Task requirements: Exactly and only the lines from the one with "Enumerate this screenshot's" through the end of the listing are to be transcribed, both ends included.

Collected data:
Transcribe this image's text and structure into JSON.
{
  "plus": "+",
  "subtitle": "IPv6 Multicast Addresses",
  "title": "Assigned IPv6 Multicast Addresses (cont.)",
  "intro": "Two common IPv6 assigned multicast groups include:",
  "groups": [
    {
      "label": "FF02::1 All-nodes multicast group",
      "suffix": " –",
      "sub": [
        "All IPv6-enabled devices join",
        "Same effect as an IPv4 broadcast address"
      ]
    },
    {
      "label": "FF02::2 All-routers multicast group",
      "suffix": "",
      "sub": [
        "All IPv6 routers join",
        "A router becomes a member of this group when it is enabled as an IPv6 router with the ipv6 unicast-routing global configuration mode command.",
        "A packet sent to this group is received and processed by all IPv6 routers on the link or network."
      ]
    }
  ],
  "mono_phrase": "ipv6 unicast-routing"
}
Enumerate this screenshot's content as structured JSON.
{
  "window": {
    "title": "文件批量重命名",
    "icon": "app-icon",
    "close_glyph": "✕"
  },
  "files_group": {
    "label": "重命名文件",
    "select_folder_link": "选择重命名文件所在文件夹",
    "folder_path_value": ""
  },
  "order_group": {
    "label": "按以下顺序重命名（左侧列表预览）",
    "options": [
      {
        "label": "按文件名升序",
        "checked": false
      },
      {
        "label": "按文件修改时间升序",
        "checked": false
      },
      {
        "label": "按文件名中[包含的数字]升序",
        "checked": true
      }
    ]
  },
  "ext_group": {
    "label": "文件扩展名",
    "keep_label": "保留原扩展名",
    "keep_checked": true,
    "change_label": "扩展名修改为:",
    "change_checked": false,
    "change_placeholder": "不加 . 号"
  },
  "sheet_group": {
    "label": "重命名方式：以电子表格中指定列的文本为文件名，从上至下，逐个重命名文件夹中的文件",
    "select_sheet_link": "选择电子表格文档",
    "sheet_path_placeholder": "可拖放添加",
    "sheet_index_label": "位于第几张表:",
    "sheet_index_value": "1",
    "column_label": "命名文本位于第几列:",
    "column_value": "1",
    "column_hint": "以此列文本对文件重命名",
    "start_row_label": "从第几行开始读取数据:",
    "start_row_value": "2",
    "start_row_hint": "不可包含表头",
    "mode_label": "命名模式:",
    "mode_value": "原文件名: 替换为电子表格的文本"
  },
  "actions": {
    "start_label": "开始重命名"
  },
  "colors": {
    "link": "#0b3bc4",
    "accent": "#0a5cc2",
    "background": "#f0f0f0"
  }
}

Finished exercise:
Enumerate this screenshot's content as structured JSON.
{
  "window": {
    "title": "文件批量重命名",
    "icon": "app-icon",
    "close_glyph": "✕"
  },
  "files_group": {
    "label": "重命名文件",
    "select_folder_link": "选择重命名文件所在文件夹",
    "folder_path_value": ""
  },
  "order_group": {
    "label": "按以下顺序重命名（左侧列表预览）",
    "options": [
      {
        "label": "按文件名升序",
        "checked": false
      },
      {
        "label": "按文件修改时间升序",
        "checked": false
      },
      {
        "label": "按文件名中[包含的数字]升序",
        "checked": true
      }
    ]
  },
  "ext_group": {
    "label": "文件扩展名",
    "keep_label": "保留原扩展名",
    "keep_checked": true,
    "change_label": "扩展名修改为:",
    "change_checked": false,
    "change_placeholder": "不加 . 号"
  },
  "sheet_group": {
    "label": "重命名方式：以电子表格中指定列的文本为文件名，从上至下，逐个重命名文件夹中的文件",
    "select_sheet_link": "选择电子表格文档",
    "sheet_path_placeholder": "可拖放添加",
    "sheet_index_label": "位于第几张表:",
    "sheet_index_value": "1",
    "column_label": "命名文本位于第几列:",
    "column_value": "1",
    "column_hint": "以此列文本对文件重命名",
    "start_row_label": "从第几行开始读取数据:",
    "start_row_value": "2",
    "start_row_hint": "不可包含表头",
    "mode_label": "命名模式:",
    "mode_value": "原文件名: 替换为电子表格的文本"
  },
  "actions": {
    "start_label": "开始重命名"
  },
  "colors": {
    "link": "#0b3bc4",
    "accent": "#0a5cc2",
    "background": "#f0f0f0"
  }
}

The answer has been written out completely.